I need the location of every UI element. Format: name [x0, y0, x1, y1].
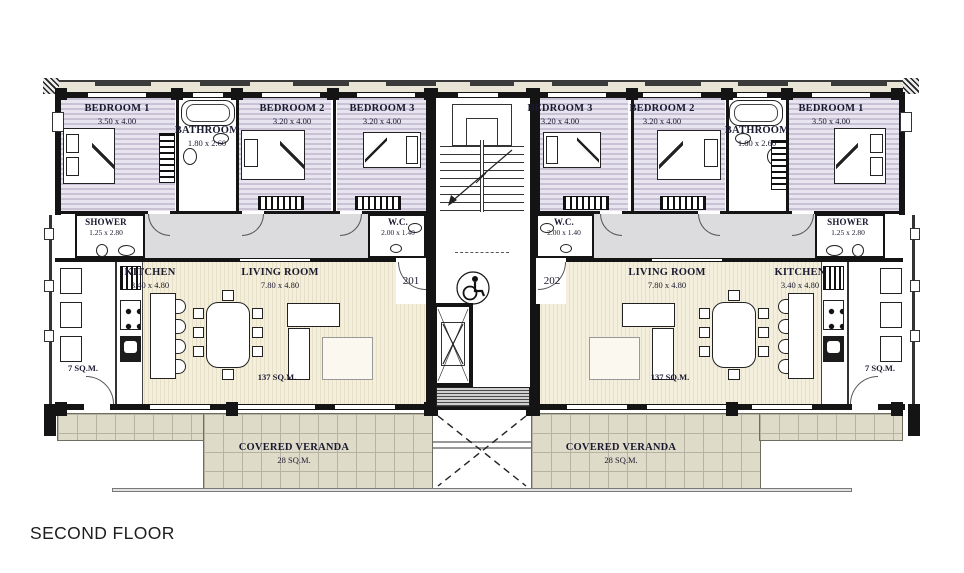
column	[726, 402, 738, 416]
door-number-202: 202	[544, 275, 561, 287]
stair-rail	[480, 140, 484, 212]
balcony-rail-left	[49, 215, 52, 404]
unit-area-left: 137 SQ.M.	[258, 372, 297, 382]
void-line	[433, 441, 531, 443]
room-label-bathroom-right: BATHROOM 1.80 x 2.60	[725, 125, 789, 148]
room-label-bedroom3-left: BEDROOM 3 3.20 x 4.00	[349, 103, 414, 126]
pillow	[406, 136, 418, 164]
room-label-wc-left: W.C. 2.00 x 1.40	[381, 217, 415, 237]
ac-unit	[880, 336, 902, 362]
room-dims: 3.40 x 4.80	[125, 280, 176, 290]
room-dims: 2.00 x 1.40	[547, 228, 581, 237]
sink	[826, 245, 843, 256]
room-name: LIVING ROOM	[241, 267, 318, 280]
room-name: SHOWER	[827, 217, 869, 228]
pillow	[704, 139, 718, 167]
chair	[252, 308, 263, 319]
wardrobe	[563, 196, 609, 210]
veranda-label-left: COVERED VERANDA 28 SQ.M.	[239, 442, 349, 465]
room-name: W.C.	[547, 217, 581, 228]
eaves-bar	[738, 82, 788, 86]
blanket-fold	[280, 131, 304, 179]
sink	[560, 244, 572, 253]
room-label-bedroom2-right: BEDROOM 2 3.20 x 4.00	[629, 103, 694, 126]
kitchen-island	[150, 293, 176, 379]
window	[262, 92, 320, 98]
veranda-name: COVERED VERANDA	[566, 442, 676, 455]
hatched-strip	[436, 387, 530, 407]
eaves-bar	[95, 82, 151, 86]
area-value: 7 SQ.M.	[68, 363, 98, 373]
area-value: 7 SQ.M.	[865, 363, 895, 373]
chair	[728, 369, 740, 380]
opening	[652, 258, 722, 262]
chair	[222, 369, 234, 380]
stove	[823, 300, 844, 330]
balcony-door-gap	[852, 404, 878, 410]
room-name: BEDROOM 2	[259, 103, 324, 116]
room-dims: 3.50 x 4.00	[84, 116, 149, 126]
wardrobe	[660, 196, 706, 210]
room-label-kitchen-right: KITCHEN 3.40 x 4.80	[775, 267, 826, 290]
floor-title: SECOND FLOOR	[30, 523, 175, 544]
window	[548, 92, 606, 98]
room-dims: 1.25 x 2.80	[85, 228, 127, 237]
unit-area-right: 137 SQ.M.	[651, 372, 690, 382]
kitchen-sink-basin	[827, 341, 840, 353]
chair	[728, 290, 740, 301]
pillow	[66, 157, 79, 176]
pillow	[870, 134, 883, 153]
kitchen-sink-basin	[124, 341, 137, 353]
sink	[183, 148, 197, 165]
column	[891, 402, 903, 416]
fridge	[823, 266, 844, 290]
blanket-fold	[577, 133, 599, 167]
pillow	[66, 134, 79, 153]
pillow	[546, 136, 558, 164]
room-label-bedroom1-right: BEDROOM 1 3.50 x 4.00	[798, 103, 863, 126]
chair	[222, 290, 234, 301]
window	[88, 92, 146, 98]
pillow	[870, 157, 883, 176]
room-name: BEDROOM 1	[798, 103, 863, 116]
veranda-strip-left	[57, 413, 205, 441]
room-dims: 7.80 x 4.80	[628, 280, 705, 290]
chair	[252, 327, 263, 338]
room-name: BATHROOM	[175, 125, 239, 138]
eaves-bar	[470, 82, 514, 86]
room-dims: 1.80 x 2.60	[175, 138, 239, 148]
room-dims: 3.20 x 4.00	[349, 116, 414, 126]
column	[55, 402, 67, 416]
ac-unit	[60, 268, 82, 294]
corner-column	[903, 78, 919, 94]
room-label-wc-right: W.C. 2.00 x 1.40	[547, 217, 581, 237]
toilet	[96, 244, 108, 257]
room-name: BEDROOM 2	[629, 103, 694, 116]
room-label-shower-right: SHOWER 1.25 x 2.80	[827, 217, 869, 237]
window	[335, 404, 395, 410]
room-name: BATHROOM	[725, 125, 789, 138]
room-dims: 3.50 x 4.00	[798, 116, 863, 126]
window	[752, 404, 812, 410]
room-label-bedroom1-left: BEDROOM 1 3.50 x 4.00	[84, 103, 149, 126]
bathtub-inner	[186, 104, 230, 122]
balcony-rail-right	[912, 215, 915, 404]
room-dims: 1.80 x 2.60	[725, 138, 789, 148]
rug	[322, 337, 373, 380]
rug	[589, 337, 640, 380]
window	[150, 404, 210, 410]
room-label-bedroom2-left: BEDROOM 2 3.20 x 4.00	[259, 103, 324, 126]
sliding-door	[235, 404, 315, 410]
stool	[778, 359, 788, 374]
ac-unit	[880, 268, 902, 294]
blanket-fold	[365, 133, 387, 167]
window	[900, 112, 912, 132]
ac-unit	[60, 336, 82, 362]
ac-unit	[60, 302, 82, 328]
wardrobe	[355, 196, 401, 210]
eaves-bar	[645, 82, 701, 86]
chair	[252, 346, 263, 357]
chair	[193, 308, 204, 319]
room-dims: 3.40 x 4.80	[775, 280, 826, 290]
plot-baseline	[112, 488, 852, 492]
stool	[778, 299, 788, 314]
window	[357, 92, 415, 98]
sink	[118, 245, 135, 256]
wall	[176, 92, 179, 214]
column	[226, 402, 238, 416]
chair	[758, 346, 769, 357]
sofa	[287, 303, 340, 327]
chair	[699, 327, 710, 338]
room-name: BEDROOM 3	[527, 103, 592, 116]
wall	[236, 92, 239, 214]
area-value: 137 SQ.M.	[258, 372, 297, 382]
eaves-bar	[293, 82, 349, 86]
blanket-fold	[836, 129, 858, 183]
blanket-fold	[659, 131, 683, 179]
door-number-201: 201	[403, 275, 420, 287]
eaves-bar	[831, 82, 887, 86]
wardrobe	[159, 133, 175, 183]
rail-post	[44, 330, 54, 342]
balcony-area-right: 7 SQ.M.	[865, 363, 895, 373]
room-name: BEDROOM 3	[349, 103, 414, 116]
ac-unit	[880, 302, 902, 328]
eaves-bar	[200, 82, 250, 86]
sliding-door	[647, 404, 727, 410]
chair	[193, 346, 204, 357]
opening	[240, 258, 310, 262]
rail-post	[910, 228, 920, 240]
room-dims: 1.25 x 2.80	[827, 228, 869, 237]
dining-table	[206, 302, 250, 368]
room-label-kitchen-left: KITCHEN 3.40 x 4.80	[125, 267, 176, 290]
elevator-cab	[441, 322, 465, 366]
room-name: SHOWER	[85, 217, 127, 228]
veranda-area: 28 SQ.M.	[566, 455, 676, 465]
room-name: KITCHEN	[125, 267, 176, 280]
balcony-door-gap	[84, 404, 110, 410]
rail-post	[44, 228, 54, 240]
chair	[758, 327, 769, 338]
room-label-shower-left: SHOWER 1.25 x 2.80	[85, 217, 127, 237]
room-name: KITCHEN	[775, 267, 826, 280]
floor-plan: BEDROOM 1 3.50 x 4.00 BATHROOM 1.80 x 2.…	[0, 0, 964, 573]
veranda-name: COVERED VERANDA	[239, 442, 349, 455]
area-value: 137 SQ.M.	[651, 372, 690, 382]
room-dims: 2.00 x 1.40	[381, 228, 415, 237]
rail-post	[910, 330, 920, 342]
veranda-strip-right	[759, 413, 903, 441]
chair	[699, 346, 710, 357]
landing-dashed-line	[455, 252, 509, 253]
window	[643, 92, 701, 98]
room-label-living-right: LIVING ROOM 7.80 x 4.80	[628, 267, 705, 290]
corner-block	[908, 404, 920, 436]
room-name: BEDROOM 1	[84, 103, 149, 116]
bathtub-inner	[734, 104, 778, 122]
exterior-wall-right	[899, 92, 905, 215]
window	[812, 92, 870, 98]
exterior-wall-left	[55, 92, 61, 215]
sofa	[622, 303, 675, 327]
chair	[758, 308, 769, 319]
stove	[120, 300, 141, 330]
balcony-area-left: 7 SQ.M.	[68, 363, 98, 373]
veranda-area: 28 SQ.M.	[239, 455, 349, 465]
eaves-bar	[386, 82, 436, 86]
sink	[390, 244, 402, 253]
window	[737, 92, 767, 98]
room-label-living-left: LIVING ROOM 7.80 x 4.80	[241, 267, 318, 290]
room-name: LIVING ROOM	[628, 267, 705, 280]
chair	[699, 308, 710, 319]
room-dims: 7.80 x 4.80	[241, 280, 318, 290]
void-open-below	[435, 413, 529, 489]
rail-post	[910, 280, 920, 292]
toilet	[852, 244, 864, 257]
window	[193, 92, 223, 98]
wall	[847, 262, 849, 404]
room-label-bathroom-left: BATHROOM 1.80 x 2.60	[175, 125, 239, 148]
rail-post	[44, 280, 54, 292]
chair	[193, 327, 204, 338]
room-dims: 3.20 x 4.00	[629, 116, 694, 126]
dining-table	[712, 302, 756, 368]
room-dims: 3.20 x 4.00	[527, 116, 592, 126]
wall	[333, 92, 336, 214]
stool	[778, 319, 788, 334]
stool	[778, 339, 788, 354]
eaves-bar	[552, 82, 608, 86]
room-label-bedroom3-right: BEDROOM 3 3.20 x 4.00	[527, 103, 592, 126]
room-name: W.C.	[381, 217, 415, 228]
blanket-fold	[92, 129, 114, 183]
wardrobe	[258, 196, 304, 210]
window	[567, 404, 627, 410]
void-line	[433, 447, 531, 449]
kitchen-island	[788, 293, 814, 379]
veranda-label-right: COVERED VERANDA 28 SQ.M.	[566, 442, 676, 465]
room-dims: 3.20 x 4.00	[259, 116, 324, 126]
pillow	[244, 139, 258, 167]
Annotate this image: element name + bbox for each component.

:::::

What you should do ▸ Copy out the lines of the data from the one containing "402, 738, 416]" through the one containing "441, 531, 443]", both included, without changing anything.

Output for this exercise ▸
column	[726, 402, 738, 416]
door-number-202: 202	[544, 275, 561, 287]
stair-rail	[480, 140, 484, 212]
balcony-rail-left	[49, 215, 52, 404]
unit-area-left: 137 SQ.M.	[258, 372, 297, 382]
void-line	[433, 441, 531, 443]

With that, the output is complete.